▸ WHAT THIS TASK INVOLVES:
Please quote the records below word for word, leaving out the pictures.

___

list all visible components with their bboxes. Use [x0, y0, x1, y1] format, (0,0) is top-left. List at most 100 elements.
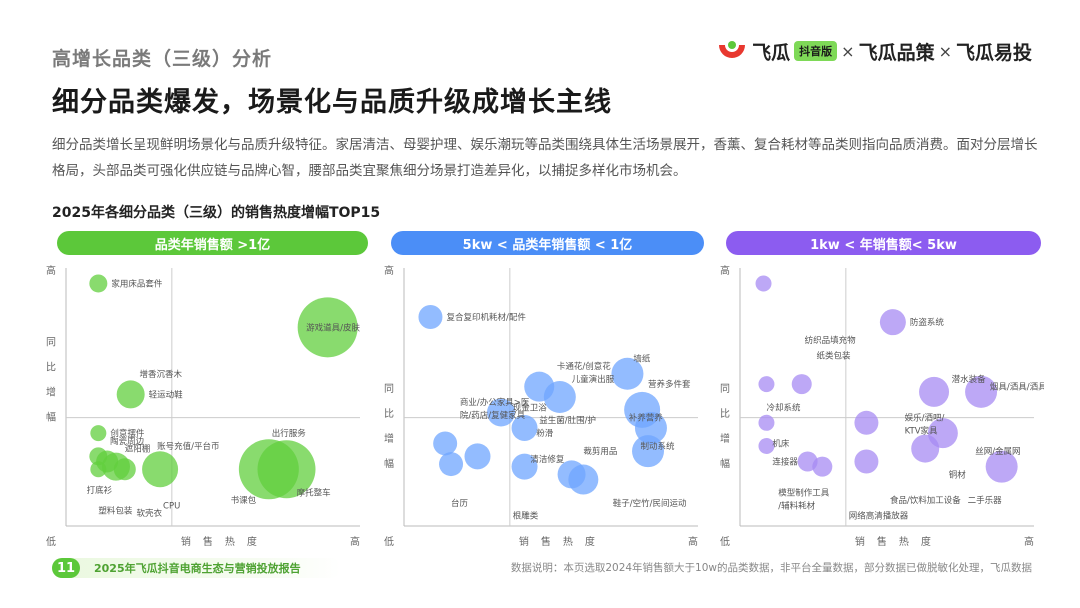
x-axis-high-label: 高 [688, 535, 698, 548]
bubble-point [758, 438, 775, 455]
y-axis-title-char: 幅 [384, 457, 394, 470]
panel-banner-50m-100m: 5kw < 品类年销售额 < 1亿 [391, 231, 704, 255]
x-axis-title-char: 销 [855, 535, 865, 548]
footer-report-badge: 11 2025年飞瓜抖音电商生态与营销投放报告 [52, 558, 341, 578]
chart-title: 2025年各细分品类（三级）的销售热度增幅TOP15 [52, 205, 381, 221]
bubble-label: 营养多件套 [648, 379, 691, 390]
bubble-point [611, 357, 644, 390]
bubble-point [418, 305, 443, 330]
bubble-point [511, 414, 538, 441]
bubble-label: 补养营养 [629, 413, 664, 424]
y-axis-title-char: 幅 [46, 410, 56, 423]
y-axis-title-char: 增 [720, 432, 730, 445]
bubble-label: 遮阳棚 [125, 444, 151, 455]
bubble-label: 院/药店/复健家具 [460, 410, 526, 421]
bubble-point [812, 456, 833, 477]
bubble-point [854, 449, 879, 474]
bubble-label: 账号充值/平台币 [157, 441, 219, 452]
x-axis-title-char: 销 [181, 535, 191, 548]
bubble-point [142, 451, 179, 488]
bubble-label: 机床 [772, 438, 790, 449]
y-axis-title-char: 比 [384, 408, 394, 420]
description-paragraph: 细分品类增长呈现鲜明场景化与品质升级特征。家居清洁、母婴护理、娱乐潮玩等品类围绕… [52, 137, 1038, 179]
x-axis-title-char: 售 [541, 535, 551, 548]
bubble-label: CPU [163, 501, 180, 511]
bubble-point [113, 458, 136, 481]
x-axis-title-char: 度 [921, 535, 931, 548]
x-axis-title-char: 度 [585, 535, 595, 548]
scatter-chart-tier1: 高低 高销售热度同比增幅家用床品套件游戏道具/皮肤增香沉香木轻运动鞋创意摆件陶瓷周… [46, 264, 360, 548]
brand-separator: × [841, 41, 855, 61]
bubble-point [758, 414, 775, 431]
bubble-point [89, 274, 108, 293]
bubble-point [257, 440, 316, 499]
bubble-label: KTV家具 [905, 426, 938, 437]
bubble-label: 制动系统 [640, 441, 675, 452]
bubble-label: 商业/办公家具>医 [460, 397, 530, 408]
bubble-label: 软壳衣 [137, 508, 163, 519]
bubble-label: 模型制作工具 [778, 487, 830, 498]
bubble-label: 清洁修复 [530, 454, 565, 465]
bubble-label: 儿童演出服 [572, 374, 615, 385]
x-axis-high-label: 高 [1024, 535, 1034, 548]
bubble-point [439, 452, 464, 477]
bubble-label: 潜水装备 [952, 374, 987, 385]
feigua-logo-icon [719, 41, 746, 58]
x-axis-title-char: 热 [225, 535, 235, 548]
x-axis-title-char: 销 [519, 535, 529, 548]
scatter-chart-tier2: 高低 高销售热度同比增幅复合复印机耗材/配件卡通花/创意花墙纸儿童演出服营养多件套… [384, 264, 698, 548]
bubble-point [543, 381, 576, 413]
bubble-label: 家用床品套件 [111, 278, 163, 289]
bubble-point [297, 297, 358, 358]
bubble-label: 打底衫 [87, 485, 113, 496]
brand-name-feigua: 飞瓜 [752, 41, 791, 64]
y-axis-title-char: 比 [720, 408, 730, 420]
page-number: 11 [52, 558, 80, 578]
bubble-point [90, 461, 107, 478]
panel-banner-10m-50m: 1kw < 年销售额< 5kw [726, 231, 1041, 255]
bubble-label: /辅料耗材 [778, 500, 815, 511]
bubble-label: 摩托整车 [297, 487, 331, 498]
bubble-label: 纺织品填充物 [805, 335, 857, 346]
panel-banner-label: 品类年销售额 >1亿 [154, 237, 271, 253]
panel-banner-label: 5kw < 品类年销售额 < 1亿 [462, 237, 633, 253]
brand-name-yitou: 飞瓜易投 [955, 41, 1032, 64]
bubble-label: 裁剪用品 [583, 446, 617, 457]
y-axis-high-label: 高 [46, 264, 56, 277]
bubble-label: 台历 [451, 498, 469, 509]
brand-separator: × [938, 41, 952, 61]
bubble-point [791, 374, 812, 395]
y-axis-high-label: 高 [384, 264, 394, 277]
brand-name-pince: 飞瓜品策 [858, 41, 935, 64]
report-title: 2025年飞瓜抖音电商生态与营销投放报告 [94, 562, 301, 575]
bubble-label: 丝网/金属网 [975, 446, 1020, 457]
bubble-point [965, 375, 998, 408]
x-axis-low-label: 低 [46, 535, 56, 548]
bubble-point [634, 411, 667, 444]
x-axis-high-label: 高 [350, 535, 360, 548]
bubble-label: 轻运动鞋 [149, 389, 184, 400]
bubble-label: 鞋子/空竹/民间运动 [613, 498, 687, 509]
y-axis-title-char: 同 [46, 336, 56, 348]
y-axis-title-char: 增 [46, 385, 56, 398]
bubble-label: 粉滑 [536, 428, 554, 439]
bubble-point [985, 450, 1018, 483]
bubble-point [632, 435, 665, 468]
x-axis-low-label: 低 [384, 535, 394, 548]
bubble-point [568, 464, 599, 495]
bubble-point [854, 410, 879, 435]
bubble-label: 连接器 [772, 457, 798, 468]
panel-banner-over-100m: 品类年销售额 >1亿 [57, 231, 368, 255]
bubble-point [758, 376, 775, 393]
bubble-point [511, 453, 538, 480]
bubble-label: 创意摆件 [110, 428, 145, 439]
bubble-label: 出行服务 [272, 428, 307, 439]
scatter-chart-tier3: 高低 高销售热度同比增幅防盗系统纺织品填充物纸类包装潜水装备烟具/酒具/酒具冷却系… [720, 264, 1044, 548]
bubble-label: 书课包 [231, 495, 257, 506]
bubble-point [755, 275, 772, 292]
y-axis-title-char: 幅 [720, 457, 730, 470]
bubble-label: 增香沉香木 [140, 369, 183, 380]
bubble-label: 卡通花/创意花 [557, 361, 611, 372]
bubble-point [487, 398, 516, 427]
bubble-label: 陶瓷周边 [110, 436, 145, 447]
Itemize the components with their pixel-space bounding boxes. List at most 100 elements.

___

▸ RIGHT ANSWER:
list all visible components with their bboxes. Use [x0, y0, x1, y1] format, (0,0) is top-left. List at most 100 elements.
x-axis-high-label: 高 [688, 535, 698, 548]
bubble-point [758, 438, 775, 455]
y-axis-title-char: 幅 [384, 457, 394, 470]
panel-banner-50m-100m: 5kw < 品类年销售额 < 1亿 [391, 231, 704, 255]
x-axis-title-char: 销 [855, 535, 865, 548]
footer-report-badge: 11 2025年飞瓜抖音电商生态与营销投放报告 [52, 558, 341, 578]
chart-title: 2025年各细分品类（三级）的销售热度增幅TOP15 [52, 205, 381, 221]
bubble-label: 营养多件套 [648, 379, 691, 390]
bubble-point [611, 357, 644, 390]
bubble-point [418, 305, 443, 330]
bubble-point [511, 414, 538, 441]
bubble-label: 补养营养 [629, 413, 664, 424]
y-axis-title-char: 幅 [46, 410, 56, 423]
y-axis-title-char: 增 [720, 432, 730, 445]
bubble-label: 遮阳棚 [125, 444, 151, 455]
bubble-label: 院/药店/复健家具 [460, 410, 526, 421]
bubble-point [812, 456, 833, 477]
bubble-point [854, 449, 879, 474]
bubble-label: 账号充值/平台币 [157, 441, 219, 452]
x-axis-title-char: 销 [181, 535, 191, 548]
bubble-point [142, 451, 179, 488]
bubble-label: 机床 [772, 438, 790, 449]
y-axis-title-char: 比 [384, 408, 394, 420]
description-paragraph: 细分品类增长呈现鲜明场景化与品质升级特征。家居清洁、母婴护理、娱乐潮玩等品类围绕… [52, 137, 1038, 179]
x-axis-title-char: 售 [541, 535, 551, 548]
bubble-label: CPU [163, 501, 180, 511]
bubble-point [113, 458, 136, 481]
x-axis-title-char: 度 [921, 535, 931, 548]
x-axis-title-char: 度 [585, 535, 595, 548]
scatter-chart-tier1: 高低 高销售热度同比增幅家用床品套件游戏道具/皮肤增香沉香木轻运动鞋创意摆件陶瓷周… [46, 264, 360, 548]
brand-separator: × [841, 41, 855, 61]
bubble-point [758, 414, 775, 431]
bubble-point [89, 274, 108, 293]
bubble-point [257, 440, 316, 499]
bubble-label: KTV家具 [905, 426, 938, 437]
bubble-label: 制动系统 [640, 441, 675, 452]
bubble-label: 商业/办公家具>医 [460, 397, 530, 408]
bubble-label: 软壳衣 [137, 508, 163, 519]
bubble-label: 模型制作工具 [778, 487, 830, 498]
bubble-label: 清洁修复 [530, 454, 565, 465]
bubble-label: 儿童演出服 [572, 374, 615, 385]
x-axis-high-label: 高 [1024, 535, 1034, 548]
bubble-point [439, 452, 464, 477]
bubble-label: 潜水装备 [952, 374, 987, 385]
feigua-logo-icon [719, 41, 746, 58]
x-axis-title-char: 热 [225, 535, 235, 548]
x-axis-title-char: 销 [519, 535, 529, 548]
scatter-chart-tier2: 高低 高销售热度同比增幅复合复印机耗材/配件卡通花/创意花墙纸儿童演出服营养多件套… [384, 264, 698, 548]
bubble-point [543, 381, 576, 413]
bubble-label: 家用床品套件 [111, 278, 163, 289]
bubble-point [297, 297, 358, 358]
bubble-label: 打底衫 [87, 485, 113, 496]
brand-name-feigua: 飞瓜 [752, 41, 791, 64]
y-axis-title-char: 比 [720, 408, 730, 420]
page-number: 11 [52, 558, 80, 578]
bubble-point [90, 461, 107, 478]
panel-banner-10m-50m: 1kw < 年销售额< 5kw [726, 231, 1041, 255]
bubble-label: /辅料耗材 [778, 500, 815, 511]
bubble-label: 摩托整车 [297, 487, 331, 498]
bubble-label: 纺织品填充物 [805, 335, 857, 346]
panel-banner-label: 品类年销售额 >1亿 [154, 237, 271, 253]
panel-banner-label: 5kw < 品类年销售额 < 1亿 [462, 237, 633, 253]
brand-name-yitou: 飞瓜易投 [955, 41, 1032, 64]
bubble-label: 裁剪用品 [583, 446, 617, 457]
y-axis-high-label: 高 [46, 264, 56, 277]
bubble-label: 台历 [451, 498, 469, 509]
brand-separator: × [938, 41, 952, 61]
bubble-point [791, 374, 812, 395]
y-axis-high-label: 高 [384, 264, 394, 277]
brand-name-pince: 飞瓜品策 [858, 41, 935, 64]
report-title: 2025年飞瓜抖音电商生态与营销投放报告 [94, 562, 301, 575]
bubble-label: 丝网/金属网 [975, 446, 1020, 457]
bubble-point [965, 375, 998, 408]
x-axis-low-label: 低 [46, 535, 56, 548]
bubble-point [634, 411, 667, 444]
x-axis-high-label: 高 [350, 535, 360, 548]
bubble-label: 轻运动鞋 [149, 389, 184, 400]
bubble-label: 鞋子/空竹/民间运动 [613, 498, 687, 509]
y-axis-title-char: 同 [46, 336, 56, 348]
y-axis-title-char: 增 [46, 385, 56, 398]
bubble-label: 粉滑 [536, 428, 554, 439]
bubble-point [985, 450, 1018, 483]
bubble-point [632, 435, 665, 468]
x-axis-low-label: 低 [384, 535, 394, 548]
bubble-point [568, 464, 599, 495]
bubble-point [854, 410, 879, 435]
bubble-label: 连接器 [772, 457, 798, 468]
panel-banner-over-100m: 品类年销售额 >1亿 [57, 231, 368, 255]
bubble-point [758, 376, 775, 393]
bubble-point [511, 453, 538, 480]
bubble-label: 创意摆件 [110, 428, 145, 439]
bubble-label: 出行服务 [272, 428, 307, 439]
scatter-chart-tier3: 高低 高销售热度同比增幅防盗系统纺织品填充物纸类包装潜水装备烟具/酒具/酒具冷却系… [720, 264, 1044, 548]
bubble-label: 书课包 [231, 495, 257, 506]
bubble-point [755, 275, 772, 292]
y-axis-title-char: 幅 [720, 457, 730, 470]
bubble-label: 增香沉香木 [140, 369, 183, 380]
bubble-label: 卡通花/创意花 [557, 361, 611, 372]
bubble-point [487, 398, 516, 427]
bubble-label: 陶瓷周边 [110, 436, 145, 447]
Itemize the components with their pixel-space bounding boxes. List at most 100 elements.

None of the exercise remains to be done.